> [Given text]
◇ ◇ ◇ ◇ ◇

Song Studies: “Passenger Side” A. M. (1995)

Hey, wake up, your eyes weren’t open wide
For the last couple of miles you’ve been swerving from side to side
You’re gonna make me spill my beer,
If you don’t learn how to steer
Passenger side, passenger side,
I don’t like riding on the passenger side

Years back at a party in my apartment I received several compliments on a playlist I had put together (called the Phoenix List in honor of the burned out apartment whose rebirth was being celebrated). This was not too surprising—if a list has significant variety and some rare tracks over four hours of drinking it is bound to seem good to someone.

There were, however, some exceptions taken to certain choices. After Wilco’s “Heavy Metal Drummer” came on, one of my guests (who, incidentally, had tattoos on the inside of his mouth and made a point of mentioning that he didn’t drink but would do cocaine) began to interrogate and mock. Of course, I would like Wilco, he said. I probably like Death Cab for Cutie too. (The answer to that question in a later post.)

Now, as then, I wouldn’t describe myself as a Wilco Fan. Some of their music is good, but I prefer Uncle Tupelo and Son Volt. (Jeff Tweedy is, also, a little more than annoying.) The early Wilco albums are pretty good; the recent stuff is fairly mediocre.
But, I guess the question I pose to myself, is: why do I buy Wilco records when I don’t really listen to them all that much? The answer: one song. What draws me to that song, I think, tells me more about me (as usual) and about what makes pop songs work (if not art in general).

The first time I heard “Passenger Side” I was hooked. The song is pretty simple: one vocalist, a basic rhythm guitar with some countrified electric licks, backed by an organ in the background, some strings peppered in effectively and a simple but clear drum line. Tweedy’s voice is raw and breaks at just the right moments. The verses transition well into the chorus; a bridge appears ¾ of the way through the song before the final verse.

This musical description can’t possibly explain the attraction of the song—too many rock and country songs fit the same description. What makes this song effective is its narrative. The singer asks for a ride from a friend (someone who could have been a lover) because his license has been revoked.

◇ ◇ ◇ ◇ ◇

Stored items from a collection
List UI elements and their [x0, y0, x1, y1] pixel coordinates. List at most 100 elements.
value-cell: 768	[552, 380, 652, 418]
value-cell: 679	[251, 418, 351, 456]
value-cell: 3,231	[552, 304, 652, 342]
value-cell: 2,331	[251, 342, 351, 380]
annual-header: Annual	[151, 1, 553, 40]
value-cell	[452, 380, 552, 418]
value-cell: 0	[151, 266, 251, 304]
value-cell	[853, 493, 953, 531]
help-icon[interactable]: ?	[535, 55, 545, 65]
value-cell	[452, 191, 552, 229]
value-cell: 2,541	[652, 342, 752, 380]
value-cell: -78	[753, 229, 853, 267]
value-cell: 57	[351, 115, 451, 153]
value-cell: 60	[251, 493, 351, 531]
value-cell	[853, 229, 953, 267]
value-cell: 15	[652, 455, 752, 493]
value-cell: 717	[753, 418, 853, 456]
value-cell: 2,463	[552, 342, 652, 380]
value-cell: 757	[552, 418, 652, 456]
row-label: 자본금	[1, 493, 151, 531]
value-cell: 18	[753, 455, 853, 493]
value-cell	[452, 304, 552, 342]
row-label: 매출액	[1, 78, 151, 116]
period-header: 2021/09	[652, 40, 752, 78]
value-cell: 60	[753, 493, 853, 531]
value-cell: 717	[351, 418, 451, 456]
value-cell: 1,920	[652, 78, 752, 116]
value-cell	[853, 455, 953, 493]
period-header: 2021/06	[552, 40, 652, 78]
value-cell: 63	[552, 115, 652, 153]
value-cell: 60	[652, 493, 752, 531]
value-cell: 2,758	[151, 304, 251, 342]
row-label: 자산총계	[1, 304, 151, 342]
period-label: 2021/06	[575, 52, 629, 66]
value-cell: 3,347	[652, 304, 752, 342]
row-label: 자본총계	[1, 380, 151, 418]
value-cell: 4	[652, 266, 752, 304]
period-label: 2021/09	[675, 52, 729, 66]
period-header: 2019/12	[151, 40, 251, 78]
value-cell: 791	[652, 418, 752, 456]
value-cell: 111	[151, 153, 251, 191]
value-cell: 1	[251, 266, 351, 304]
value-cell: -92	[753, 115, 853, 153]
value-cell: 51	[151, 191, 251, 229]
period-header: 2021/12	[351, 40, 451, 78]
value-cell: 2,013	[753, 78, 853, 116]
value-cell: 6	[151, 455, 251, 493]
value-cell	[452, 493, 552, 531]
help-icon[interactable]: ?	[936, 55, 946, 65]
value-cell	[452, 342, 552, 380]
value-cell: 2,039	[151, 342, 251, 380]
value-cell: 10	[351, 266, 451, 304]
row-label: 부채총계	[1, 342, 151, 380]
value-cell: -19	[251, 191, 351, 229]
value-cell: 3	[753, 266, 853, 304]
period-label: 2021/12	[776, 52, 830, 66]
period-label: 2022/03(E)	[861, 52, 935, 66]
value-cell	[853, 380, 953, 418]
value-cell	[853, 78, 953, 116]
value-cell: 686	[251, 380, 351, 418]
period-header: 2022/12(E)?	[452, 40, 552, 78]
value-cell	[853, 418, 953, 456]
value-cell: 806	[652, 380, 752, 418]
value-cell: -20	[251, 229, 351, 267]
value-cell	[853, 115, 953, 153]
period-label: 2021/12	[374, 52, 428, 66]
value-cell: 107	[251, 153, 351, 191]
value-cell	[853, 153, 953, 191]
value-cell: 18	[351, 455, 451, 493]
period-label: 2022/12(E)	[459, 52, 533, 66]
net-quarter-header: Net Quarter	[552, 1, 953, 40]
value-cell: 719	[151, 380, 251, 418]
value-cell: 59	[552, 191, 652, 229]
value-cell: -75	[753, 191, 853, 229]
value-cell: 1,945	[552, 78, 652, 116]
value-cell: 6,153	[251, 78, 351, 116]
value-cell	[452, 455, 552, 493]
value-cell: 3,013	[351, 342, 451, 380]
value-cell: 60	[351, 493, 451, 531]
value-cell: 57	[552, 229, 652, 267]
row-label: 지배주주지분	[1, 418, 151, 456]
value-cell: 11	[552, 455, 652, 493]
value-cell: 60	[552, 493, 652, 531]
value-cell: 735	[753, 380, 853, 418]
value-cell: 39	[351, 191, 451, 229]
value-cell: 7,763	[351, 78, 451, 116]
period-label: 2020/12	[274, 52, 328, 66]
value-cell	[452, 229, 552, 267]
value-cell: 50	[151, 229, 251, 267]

◇ ◇ ◇ ◇ ◇

> [Exercises to complete]
• A. According to the song study, which two acts does the writer prefer to Wilco?
• B. Translate this sentence from the song study into French: "What makes this song effective is its narrative."

> [Expected results]
• A. Uncle Tupelo and Son Volt.

• B. Ce qui rend cette chanson efficace, c'est son récit.